-- THE TASK --
The records below need retyping in full; give them again exactly.

-- PROVIDED DATA --
┄┄┄┄┄┄┄┄┄┄┄┄┄┄┄┄┄┄┄┄

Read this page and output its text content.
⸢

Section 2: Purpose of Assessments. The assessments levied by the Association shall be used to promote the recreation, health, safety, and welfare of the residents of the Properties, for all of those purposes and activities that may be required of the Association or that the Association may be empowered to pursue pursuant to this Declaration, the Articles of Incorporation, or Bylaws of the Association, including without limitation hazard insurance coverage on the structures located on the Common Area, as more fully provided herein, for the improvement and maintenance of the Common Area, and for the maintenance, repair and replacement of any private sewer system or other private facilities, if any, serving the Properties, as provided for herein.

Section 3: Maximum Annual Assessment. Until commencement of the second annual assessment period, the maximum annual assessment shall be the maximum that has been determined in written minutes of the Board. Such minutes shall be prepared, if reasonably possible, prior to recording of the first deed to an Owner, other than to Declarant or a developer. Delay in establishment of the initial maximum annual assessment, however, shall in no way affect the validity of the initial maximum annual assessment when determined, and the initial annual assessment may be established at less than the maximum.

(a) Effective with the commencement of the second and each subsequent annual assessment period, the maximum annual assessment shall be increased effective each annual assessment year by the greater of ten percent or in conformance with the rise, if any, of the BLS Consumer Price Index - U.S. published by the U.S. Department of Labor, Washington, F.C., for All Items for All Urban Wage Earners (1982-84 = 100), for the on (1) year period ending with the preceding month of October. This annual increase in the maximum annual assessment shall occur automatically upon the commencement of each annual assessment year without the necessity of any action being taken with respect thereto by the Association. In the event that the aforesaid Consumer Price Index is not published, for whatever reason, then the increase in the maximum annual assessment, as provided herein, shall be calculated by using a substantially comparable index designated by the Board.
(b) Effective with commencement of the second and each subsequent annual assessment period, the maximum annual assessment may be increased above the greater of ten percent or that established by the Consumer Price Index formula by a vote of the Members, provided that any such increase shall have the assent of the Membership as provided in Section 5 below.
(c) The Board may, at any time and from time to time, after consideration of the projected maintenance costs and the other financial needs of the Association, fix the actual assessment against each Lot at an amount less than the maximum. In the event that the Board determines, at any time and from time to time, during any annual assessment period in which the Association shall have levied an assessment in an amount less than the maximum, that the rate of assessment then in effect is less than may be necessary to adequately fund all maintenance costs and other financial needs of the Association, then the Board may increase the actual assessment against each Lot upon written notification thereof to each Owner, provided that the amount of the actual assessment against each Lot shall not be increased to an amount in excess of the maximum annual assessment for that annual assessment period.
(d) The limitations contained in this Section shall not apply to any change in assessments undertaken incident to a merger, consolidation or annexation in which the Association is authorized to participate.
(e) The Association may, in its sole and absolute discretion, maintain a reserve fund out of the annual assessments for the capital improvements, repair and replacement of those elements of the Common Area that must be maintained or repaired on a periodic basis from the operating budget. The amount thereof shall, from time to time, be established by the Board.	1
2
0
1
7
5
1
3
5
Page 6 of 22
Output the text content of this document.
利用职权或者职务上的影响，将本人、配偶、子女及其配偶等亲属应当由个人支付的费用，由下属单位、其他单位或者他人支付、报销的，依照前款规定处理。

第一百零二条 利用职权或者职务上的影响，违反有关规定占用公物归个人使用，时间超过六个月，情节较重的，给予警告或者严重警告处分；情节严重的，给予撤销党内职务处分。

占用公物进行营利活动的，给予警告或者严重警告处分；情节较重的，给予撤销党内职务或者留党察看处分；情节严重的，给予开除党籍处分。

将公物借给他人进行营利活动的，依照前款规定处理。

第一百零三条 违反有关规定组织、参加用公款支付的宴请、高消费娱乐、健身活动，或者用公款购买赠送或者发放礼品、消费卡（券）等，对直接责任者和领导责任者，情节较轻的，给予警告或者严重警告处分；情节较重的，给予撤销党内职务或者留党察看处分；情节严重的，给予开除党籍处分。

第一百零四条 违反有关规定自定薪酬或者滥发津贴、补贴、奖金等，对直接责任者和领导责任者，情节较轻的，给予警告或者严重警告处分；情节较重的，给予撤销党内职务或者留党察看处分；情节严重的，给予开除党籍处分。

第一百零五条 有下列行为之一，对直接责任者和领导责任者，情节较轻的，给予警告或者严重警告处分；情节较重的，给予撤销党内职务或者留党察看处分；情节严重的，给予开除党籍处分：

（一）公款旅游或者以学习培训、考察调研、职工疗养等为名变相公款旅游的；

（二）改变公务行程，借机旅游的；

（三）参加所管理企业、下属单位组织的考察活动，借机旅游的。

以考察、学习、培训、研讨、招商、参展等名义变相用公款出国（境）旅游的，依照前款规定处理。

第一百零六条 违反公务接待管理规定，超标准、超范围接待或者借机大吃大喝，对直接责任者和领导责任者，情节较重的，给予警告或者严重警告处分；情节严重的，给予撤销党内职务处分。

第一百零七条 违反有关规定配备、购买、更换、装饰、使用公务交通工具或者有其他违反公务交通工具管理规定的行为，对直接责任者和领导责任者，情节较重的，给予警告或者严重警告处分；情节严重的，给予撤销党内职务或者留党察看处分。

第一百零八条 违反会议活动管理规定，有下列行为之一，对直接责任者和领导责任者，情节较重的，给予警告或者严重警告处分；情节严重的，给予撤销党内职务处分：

┄┄┄┄┄┄┄┄┄┄┄┄┄┄┄┄┄┄┄┄

-- RESPONSE TO THIS EXERCISE --
Read this page and output its text content.
⸢

Section 2: Purpose of Assessments. The assessments levied by the Association shall be used to promote the recreation, health, safety, and welfare of the residents of the Properties, for all of those purposes and activities that may be required of the Association or that the Association may be empowered to pursue pursuant to this Declaration, the Articles of Incorporation, or Bylaws of the Association, including without limitation hazard insurance coverage on the structures located on the Common Area, as more fully provided herein, for the improvement and maintenance of the Common Area, and for the maintenance, repair and replacement of any private sewer system or other private facilities, if any, serving the Properties, as provided for herein.

Section 3: Maximum Annual Assessment. Until commencement of the second annual assessment period, the maximum annual assessment shall be the maximum that has been determined in written minutes of the Board. Such minutes shall be prepared, if reasonably possible, prior to recording of the first deed to an Owner, other than to Declarant or a developer. Delay in establishment of the initial maximum annual assessment, however, shall in no way affect the validity of the initial maximum annual assessment when determined, and the initial annual assessment may be established at less than the maximum.

(a) Effective with the commencement of the second and each subsequent annual assessment period, the maximum annual assessment shall be increased effective each annual assessment year by the greater of ten percent or in conformance with the rise, if any, of the BLS Consumer Price Index - U.S. published by the U.S. Department of Labor, Washington, F.C., for All Items for All Urban Wage Earners (1982-84 = 100), for the on (1) year period ending with the preceding month of October. This annual increase in the maximum annual assessment shall occur automatically upon the commencement of each annual assessment year without the necessity of any action being taken with respect thereto by the Association. In the event that the aforesaid Consumer Price Index is not published, for whatever reason, then the increase in the maximum annual assessment, as provided herein, shall be calculated by using a substantially comparable index designated by the Board.
(b) Effective with commencement of the second and each subsequent annual assessment period, the maximum annual assessment may be increased above the greater of ten percent or that established by the Consumer Price Index formula by a vote of the Members, provided that any such increase shall have the assent of the Membership as provided in Section 5 below.
(c) The Board may, at any time and from time to time, after consideration of the projected maintenance costs and the other financial needs of the Association, fix the actual assessment against each Lot at an amount less than the maximum. In the event that the Board determines, at any time and from time to time, during any annual assessment period in which the Association shall have levied an assessment in an amount less than the maximum, that the rate of assessment then in effect is less than may be necessary to adequately fund all maintenance costs and other financial needs of the Association, then the Board may increase the actual assessment against each Lot upon written notification thereof to each Owner, provided that the amount of the actual assessment against each Lot shall not be increased to an amount in excess of the maximum annual assessment for that annual assessment period.
(d) The limitations contained in this Section shall not apply to any change in assessments undertaken incident to a merger, consolidation or annexation in which the Association is authorized to participate.
(e) The Association may, in its sole and absolute discretion, maintain a reserve fund out of the annual assessments for the capital improvements, repair and replacement of those elements of the Common Area that must be maintained or repaired on a periodic basis from the operating budget. The amount thereof shall, from time to time, be established by the Board.	1
2
0
1
7
5
1
3
5
Page 6 of 22
Output the text content of this document.
利用职权或者职务上的影响，将本人、配偶、子女及其配偶等亲属应当由个人支付的费用，由下属单位、其他单位或者他人支付、报销的，依照前款规定处理。

第一百零二条 利用职权或者职务上的影响，违反有关规定占用公物归个人使用，时间超过六个月，情节较重的，给予警告或者严重警告处分；情节严重的，给予撤销党内职务处分。

占用公物进行营利活动的，给予警告或者严重警告处分；情节较重的，给予撤销党内职务或者留党察看处分；情节严重的，给予开除党籍处分。

将公物借给他人进行营利活动的，依照前款规定处理。

第一百零三条 违反有关规定组织、参加用公款支付的宴请、高消费娱乐、健身活动，或者用公款购买赠送或者发放礼品、消费卡（券）等，对直接责任者和领导责任者，情节较轻的，给予警告或者严重警告处分；情节较重的，给予撤销党内职务或者留党察看处分；情节严重的，给予开除党籍处分。

第一百零四条 违反有关规定自定薪酬或者滥发津贴、补贴、奖金等，对直接责任者和领导责任者，情节较轻的，给予警告或者严重警告处分；情节较重的，给予撤销党内职务或者留党察看处分；情节严重的，给予开除党籍处分。

第一百零五条 有下列行为之一，对直接责任者和领导责任者，情节较轻的，给予警告或者严重警告处分；情节较重的，给予撤销党内职务或者留党察看处分；情节严重的，给予开除党籍处分：

（一）公款旅游或者以学习培训、考察调研、职工疗养等为名变相公款旅游的；

（二）改变公务行程，借机旅游的；

（三）参加所管理企业、下属单位组织的考察活动，借机旅游的。

以考察、学习、培训、研讨、招商、参展等名义变相用公款出国（境）旅游的，依照前款规定处理。

第一百零六条 违反公务接待管理规定，超标准、超范围接待或者借机大吃大喝，对直接责任者和领导责任者，情节较重的，给予警告或者严重警告处分；情节严重的，给予撤销党内职务处分。

第一百零七条 违反有关规定配备、购买、更换、装饰、使用公务交通工具或者有其他违反公务交通工具管理规定的行为，对直接责任者和领导责任者，情节较重的，给予警告或者严重警告处分；情节严重的，给予撤销党内职务或者留党察看处分。

第一百零八条 违反会议活动管理规定，有下列行为之一，对直接责任者和领导责任者，情节较重的，给予警告或者严重警告处分；情节严重的，给予撤销党内职务处分：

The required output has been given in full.